## WHAT YOU ARE ASKED TO DO:
Reproduce the listing below word for word, with no pictures.

## GIVEN ENTRIES:
★ ★ ★ ★ ★
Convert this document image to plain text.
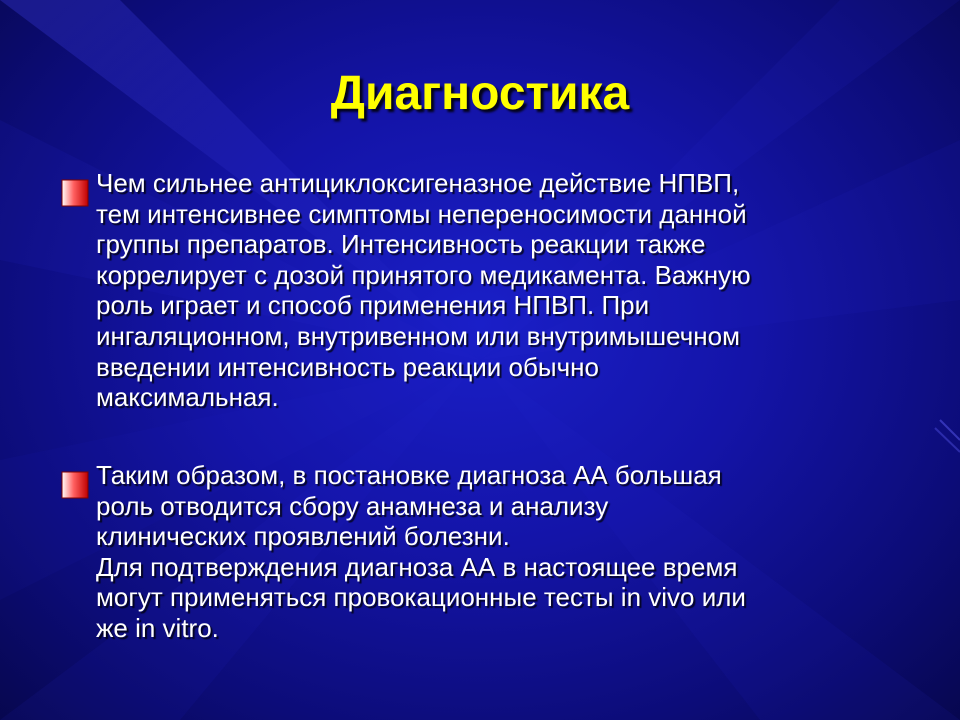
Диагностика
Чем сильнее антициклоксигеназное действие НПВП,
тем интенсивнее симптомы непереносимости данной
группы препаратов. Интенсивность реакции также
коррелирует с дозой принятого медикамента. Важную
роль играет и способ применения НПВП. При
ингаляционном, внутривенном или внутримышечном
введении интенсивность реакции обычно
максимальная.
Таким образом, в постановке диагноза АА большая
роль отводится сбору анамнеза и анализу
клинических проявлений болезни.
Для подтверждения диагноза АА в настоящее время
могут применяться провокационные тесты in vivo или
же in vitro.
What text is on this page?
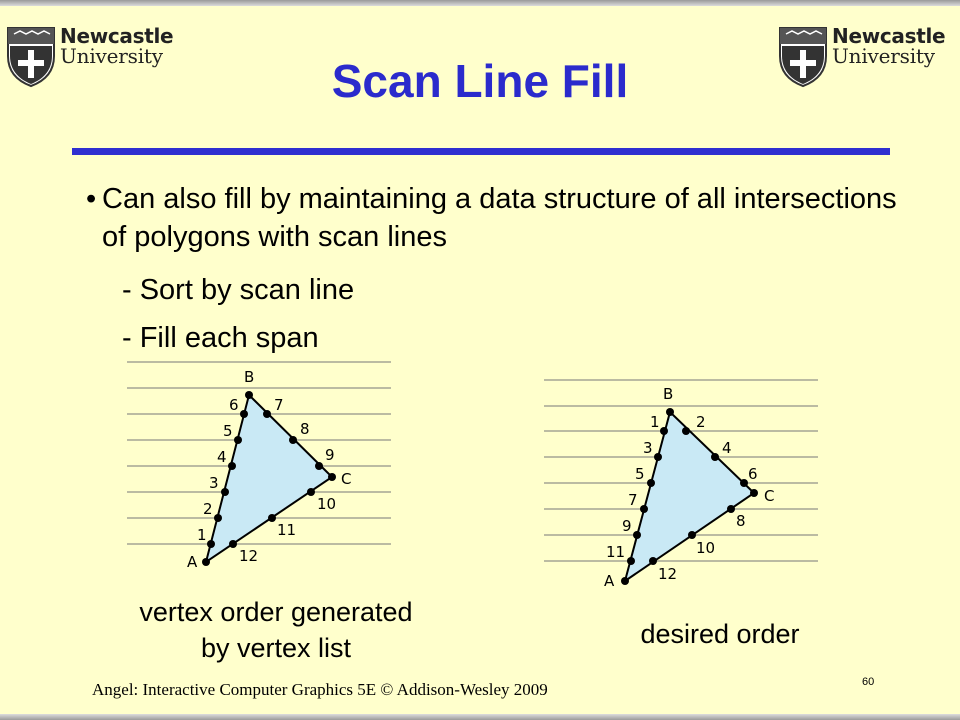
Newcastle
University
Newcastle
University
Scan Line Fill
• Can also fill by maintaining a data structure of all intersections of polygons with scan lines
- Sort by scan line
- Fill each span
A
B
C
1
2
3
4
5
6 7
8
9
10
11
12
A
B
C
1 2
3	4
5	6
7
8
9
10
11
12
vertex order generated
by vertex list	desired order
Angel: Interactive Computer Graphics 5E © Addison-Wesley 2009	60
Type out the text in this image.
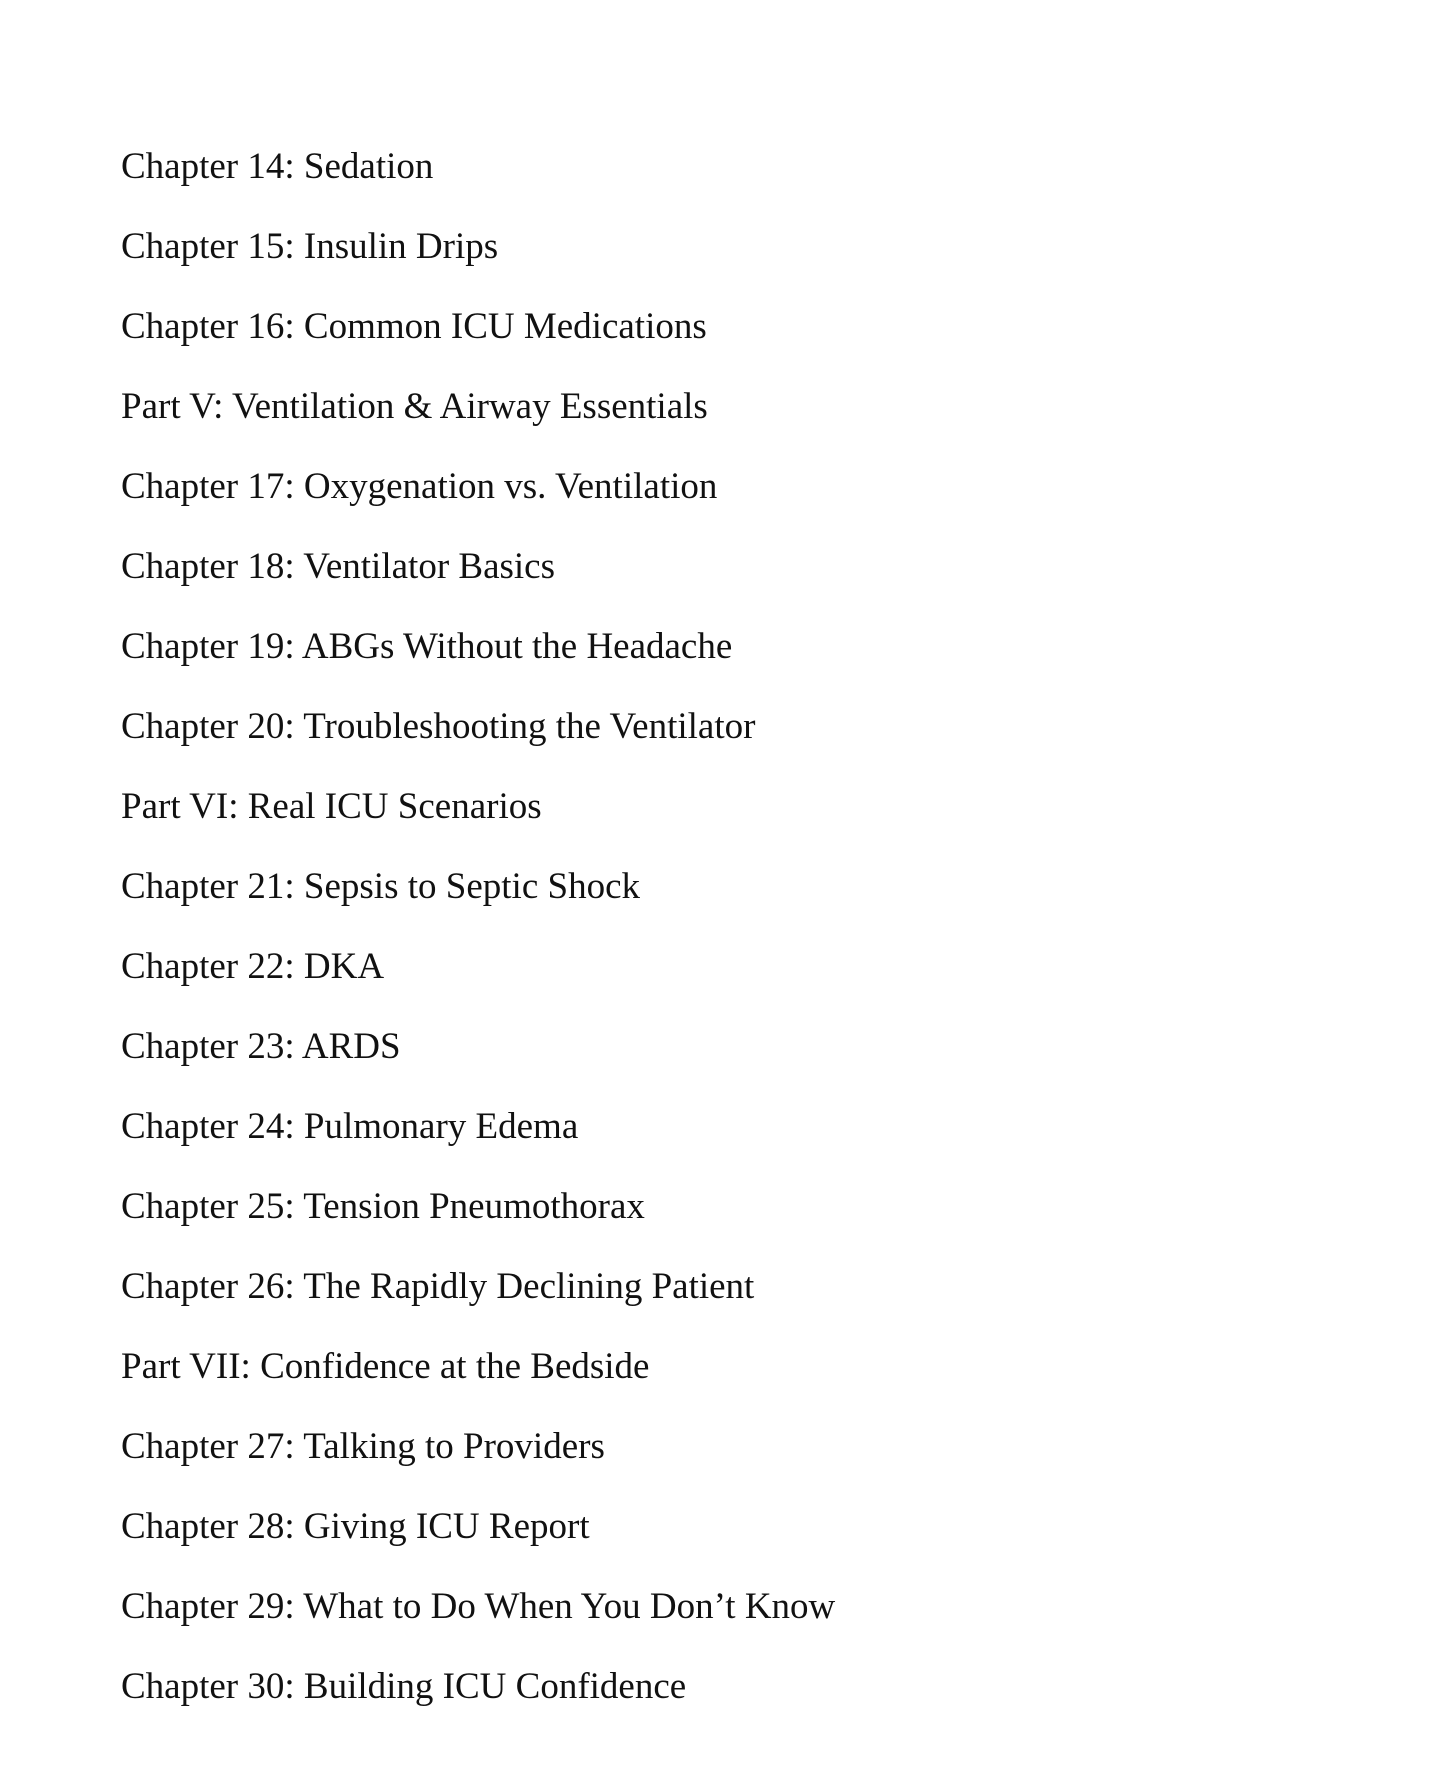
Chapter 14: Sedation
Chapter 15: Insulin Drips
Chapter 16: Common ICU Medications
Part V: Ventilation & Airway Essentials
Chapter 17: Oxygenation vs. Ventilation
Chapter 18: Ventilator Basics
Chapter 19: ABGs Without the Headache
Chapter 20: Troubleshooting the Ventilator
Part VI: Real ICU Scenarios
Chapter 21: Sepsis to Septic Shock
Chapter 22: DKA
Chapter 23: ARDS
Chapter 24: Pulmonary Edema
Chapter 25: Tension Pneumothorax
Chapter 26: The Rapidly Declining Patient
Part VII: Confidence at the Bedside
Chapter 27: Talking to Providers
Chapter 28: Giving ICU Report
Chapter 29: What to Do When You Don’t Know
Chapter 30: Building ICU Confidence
★ ★ ★ ★ ★
## RESULT FOR THIS EXERCISE:
Convert this document image to plain text.
Диагностика
Чем сильнее антициклоксигеназное действие НПВП,
тем интенсивнее симптомы непереносимости данной
группы препаратов. Интенсивность реакции также
коррелирует с дозой принятого медикамента. Важную
роль играет и способ применения НПВП. При
ингаляционном, внутривенном или внутримышечном
введении интенсивность реакции обычно
максимальная.
Таким образом, в постановке диагноза АА большая
роль отводится сбору анамнеза и анализу
клинических проявлений болезни.
Для подтверждения диагноза АА в настоящее время
могут применяться провокационные тесты in vivo или
же in vitro.
What text is on this page?
Newcastle
University
Newcastle
University
Scan Line Fill
• Can also fill by maintaining a data structure of all intersections of polygons with scan lines
- Sort by scan line
- Fill each span
A
B
C
1
2
3
4
5
6 7
8
9
10
11
12
A
B
C
1 2
3	4
5	6
7
8
9
10
11
12
vertex order generated
by vertex list	desired order
Angel: Interactive Computer Graphics 5E © Addison-Wesley 2009	60
Type out the text in this image.
Chapter 14: Sedation
Chapter 15: Insulin Drips
Chapter 16: Common ICU Medications
Part V: Ventilation & Airway Essentials
Chapter 17: Oxygenation vs. Ventilation
Chapter 18: Ventilator Basics
Chapter 19: ABGs Without the Headache
Chapter 20: Troubleshooting the Ventilator
Part VI: Real ICU Scenarios
Chapter 21: Sepsis to Septic Shock
Chapter 22: DKA
Chapter 23: ARDS
Chapter 24: Pulmonary Edema
Chapter 25: Tension Pneumothorax
Chapter 26: The Rapidly Declining Patient
Part VII: Confidence at the Bedside
Chapter 27: Talking to Providers
Chapter 28: Giving ICU Report
Chapter 29: What to Do When You Don’t Know
Chapter 30: Building ICU Confidence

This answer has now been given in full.